EXERCISE
Tally the lines in the listing below that include "integrals". Answer with the count and nothing more.
[start GIVEN RECORDS]
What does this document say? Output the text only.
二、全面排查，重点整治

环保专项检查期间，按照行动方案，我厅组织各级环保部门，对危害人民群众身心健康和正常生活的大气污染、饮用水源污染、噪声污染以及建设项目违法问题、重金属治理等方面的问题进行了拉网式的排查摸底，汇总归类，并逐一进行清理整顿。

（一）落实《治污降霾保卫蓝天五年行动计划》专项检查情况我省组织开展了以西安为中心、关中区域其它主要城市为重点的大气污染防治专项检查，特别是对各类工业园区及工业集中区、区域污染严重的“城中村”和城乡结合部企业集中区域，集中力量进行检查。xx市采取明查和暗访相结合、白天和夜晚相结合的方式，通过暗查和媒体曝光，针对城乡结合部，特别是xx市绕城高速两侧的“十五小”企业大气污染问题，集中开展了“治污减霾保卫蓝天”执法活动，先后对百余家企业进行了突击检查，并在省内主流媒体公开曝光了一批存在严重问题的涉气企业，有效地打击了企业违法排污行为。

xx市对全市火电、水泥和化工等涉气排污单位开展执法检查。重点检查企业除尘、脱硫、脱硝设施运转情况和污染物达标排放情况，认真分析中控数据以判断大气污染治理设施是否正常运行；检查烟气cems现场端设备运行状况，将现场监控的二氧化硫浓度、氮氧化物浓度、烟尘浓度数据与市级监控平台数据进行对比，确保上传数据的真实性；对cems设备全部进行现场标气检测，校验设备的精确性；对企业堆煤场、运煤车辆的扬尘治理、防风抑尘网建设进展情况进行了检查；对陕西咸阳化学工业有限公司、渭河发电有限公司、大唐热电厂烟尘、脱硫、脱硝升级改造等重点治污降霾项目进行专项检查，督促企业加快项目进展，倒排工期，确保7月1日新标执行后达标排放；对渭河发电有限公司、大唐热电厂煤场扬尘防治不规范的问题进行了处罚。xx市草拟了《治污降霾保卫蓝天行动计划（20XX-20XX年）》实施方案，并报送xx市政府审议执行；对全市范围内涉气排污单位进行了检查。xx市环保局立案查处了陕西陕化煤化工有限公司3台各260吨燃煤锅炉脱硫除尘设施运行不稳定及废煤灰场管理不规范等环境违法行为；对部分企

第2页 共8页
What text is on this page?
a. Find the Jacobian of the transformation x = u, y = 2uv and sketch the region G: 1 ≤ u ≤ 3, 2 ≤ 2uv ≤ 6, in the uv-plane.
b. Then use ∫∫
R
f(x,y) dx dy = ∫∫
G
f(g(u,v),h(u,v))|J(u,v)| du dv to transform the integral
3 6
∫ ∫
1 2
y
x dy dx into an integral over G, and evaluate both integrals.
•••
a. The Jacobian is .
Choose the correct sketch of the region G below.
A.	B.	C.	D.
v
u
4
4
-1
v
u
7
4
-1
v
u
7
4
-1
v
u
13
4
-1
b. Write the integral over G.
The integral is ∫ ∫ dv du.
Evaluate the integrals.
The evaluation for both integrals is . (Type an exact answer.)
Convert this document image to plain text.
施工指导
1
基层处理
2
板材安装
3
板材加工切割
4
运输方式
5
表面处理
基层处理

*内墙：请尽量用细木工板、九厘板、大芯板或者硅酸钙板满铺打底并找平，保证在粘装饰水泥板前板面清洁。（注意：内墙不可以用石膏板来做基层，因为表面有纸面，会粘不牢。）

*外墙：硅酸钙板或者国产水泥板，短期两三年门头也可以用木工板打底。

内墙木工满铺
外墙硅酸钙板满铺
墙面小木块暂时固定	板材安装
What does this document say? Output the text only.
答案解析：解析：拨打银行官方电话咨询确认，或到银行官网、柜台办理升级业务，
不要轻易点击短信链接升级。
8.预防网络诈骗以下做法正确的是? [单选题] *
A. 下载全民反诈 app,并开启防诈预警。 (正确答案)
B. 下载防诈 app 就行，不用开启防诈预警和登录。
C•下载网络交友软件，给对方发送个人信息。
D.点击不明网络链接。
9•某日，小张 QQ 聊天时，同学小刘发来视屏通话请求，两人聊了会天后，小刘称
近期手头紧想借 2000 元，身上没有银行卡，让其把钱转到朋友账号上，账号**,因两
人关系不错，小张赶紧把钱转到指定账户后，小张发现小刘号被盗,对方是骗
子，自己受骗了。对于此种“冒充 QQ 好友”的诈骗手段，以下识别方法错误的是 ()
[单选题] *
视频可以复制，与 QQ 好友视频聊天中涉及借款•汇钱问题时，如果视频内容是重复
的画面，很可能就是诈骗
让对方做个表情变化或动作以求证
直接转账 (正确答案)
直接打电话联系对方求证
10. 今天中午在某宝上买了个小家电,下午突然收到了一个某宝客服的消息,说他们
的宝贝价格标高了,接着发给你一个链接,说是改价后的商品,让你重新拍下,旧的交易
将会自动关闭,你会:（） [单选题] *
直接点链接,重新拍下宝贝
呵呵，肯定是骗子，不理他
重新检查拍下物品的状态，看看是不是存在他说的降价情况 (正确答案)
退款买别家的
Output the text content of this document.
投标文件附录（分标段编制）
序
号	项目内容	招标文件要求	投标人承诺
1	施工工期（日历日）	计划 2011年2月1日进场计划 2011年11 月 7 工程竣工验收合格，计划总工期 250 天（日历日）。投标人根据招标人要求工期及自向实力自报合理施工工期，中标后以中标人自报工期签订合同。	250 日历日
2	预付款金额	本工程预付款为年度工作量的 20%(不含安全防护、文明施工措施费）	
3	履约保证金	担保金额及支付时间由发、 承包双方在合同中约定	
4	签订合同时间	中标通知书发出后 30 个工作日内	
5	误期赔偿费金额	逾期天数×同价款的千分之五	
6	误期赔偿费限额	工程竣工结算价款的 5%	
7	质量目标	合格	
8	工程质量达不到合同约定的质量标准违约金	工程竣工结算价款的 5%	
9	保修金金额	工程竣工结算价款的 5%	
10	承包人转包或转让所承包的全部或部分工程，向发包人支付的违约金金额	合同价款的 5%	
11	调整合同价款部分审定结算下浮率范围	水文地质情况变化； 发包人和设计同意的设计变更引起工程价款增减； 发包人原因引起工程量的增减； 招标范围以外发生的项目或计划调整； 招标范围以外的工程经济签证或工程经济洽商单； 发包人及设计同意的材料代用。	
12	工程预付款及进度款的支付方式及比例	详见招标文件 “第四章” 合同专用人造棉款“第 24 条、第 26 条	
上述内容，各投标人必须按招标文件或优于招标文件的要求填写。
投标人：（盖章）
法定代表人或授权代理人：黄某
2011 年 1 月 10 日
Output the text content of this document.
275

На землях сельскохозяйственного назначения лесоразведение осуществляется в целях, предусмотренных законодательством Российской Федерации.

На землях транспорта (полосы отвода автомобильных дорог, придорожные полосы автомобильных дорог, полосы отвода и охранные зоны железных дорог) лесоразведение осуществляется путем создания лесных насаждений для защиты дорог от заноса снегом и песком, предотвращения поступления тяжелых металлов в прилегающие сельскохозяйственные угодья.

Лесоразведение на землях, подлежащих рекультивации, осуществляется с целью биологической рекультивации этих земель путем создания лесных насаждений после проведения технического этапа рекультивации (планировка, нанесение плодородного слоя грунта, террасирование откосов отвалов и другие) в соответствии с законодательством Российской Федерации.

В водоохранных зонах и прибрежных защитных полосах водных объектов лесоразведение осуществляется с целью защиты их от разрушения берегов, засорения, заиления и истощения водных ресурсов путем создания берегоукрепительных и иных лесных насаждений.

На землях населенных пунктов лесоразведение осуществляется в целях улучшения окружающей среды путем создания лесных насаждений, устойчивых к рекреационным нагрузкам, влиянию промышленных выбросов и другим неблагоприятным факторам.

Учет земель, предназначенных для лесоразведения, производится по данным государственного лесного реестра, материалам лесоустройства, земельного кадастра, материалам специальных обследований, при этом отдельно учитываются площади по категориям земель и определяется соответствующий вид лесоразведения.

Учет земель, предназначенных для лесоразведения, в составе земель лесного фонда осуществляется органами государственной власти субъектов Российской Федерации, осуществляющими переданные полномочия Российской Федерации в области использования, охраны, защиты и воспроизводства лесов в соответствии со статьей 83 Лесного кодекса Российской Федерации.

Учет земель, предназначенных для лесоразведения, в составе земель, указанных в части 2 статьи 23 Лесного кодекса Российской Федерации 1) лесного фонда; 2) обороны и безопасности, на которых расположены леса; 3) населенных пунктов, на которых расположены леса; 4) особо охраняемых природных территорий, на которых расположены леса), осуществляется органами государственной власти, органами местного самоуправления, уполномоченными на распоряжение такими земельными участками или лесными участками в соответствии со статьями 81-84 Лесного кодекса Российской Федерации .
[end GIVEN RECORDS]
REPLY
3